-- SUPPLIED ENTRIES --
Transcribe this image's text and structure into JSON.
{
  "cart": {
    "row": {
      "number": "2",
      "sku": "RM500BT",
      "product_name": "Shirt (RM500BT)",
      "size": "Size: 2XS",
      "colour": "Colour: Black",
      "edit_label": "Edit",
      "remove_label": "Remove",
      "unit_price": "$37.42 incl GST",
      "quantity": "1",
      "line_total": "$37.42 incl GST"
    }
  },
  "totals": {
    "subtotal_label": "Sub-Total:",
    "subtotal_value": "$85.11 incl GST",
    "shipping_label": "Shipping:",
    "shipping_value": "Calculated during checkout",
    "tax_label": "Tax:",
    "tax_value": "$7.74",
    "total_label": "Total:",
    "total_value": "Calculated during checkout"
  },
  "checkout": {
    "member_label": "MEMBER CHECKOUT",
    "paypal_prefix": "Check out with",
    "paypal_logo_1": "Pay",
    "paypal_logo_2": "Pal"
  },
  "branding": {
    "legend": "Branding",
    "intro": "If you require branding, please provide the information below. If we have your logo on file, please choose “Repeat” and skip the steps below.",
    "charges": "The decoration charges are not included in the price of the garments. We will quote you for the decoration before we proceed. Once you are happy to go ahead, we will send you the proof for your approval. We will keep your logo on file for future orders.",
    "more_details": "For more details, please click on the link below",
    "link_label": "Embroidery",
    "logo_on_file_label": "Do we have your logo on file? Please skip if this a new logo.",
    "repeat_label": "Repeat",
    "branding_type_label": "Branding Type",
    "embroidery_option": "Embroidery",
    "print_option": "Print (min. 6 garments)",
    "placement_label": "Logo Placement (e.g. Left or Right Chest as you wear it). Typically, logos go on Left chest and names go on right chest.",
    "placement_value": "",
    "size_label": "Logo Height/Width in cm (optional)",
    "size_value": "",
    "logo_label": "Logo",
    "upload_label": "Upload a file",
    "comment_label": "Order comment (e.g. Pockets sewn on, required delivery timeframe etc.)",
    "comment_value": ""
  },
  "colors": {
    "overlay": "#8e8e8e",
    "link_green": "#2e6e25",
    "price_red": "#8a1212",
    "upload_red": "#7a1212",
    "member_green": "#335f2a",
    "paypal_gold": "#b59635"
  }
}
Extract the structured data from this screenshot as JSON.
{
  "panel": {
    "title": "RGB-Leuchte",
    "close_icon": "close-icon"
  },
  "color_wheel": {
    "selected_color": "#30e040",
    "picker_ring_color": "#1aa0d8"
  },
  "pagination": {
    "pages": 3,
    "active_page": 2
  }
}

-- GOAL --
Locate "Extract the structured" in the material, then quote the line that contains it and all lines after it through the final one.

-- ANSWER TO THE EXERCISE --
Extract the structured data from this screenshot as JSON.
{
  "panel": {
    "title": "RGB-Leuchte",
    "close_icon": "close-icon"
  },
  "color_wheel": {
    "selected_color": "#30e040",
    "picker_ring_color": "#1aa0d8"
  },
  "pagination": {
    "pages": 3,
    "active_page": 2
  }
}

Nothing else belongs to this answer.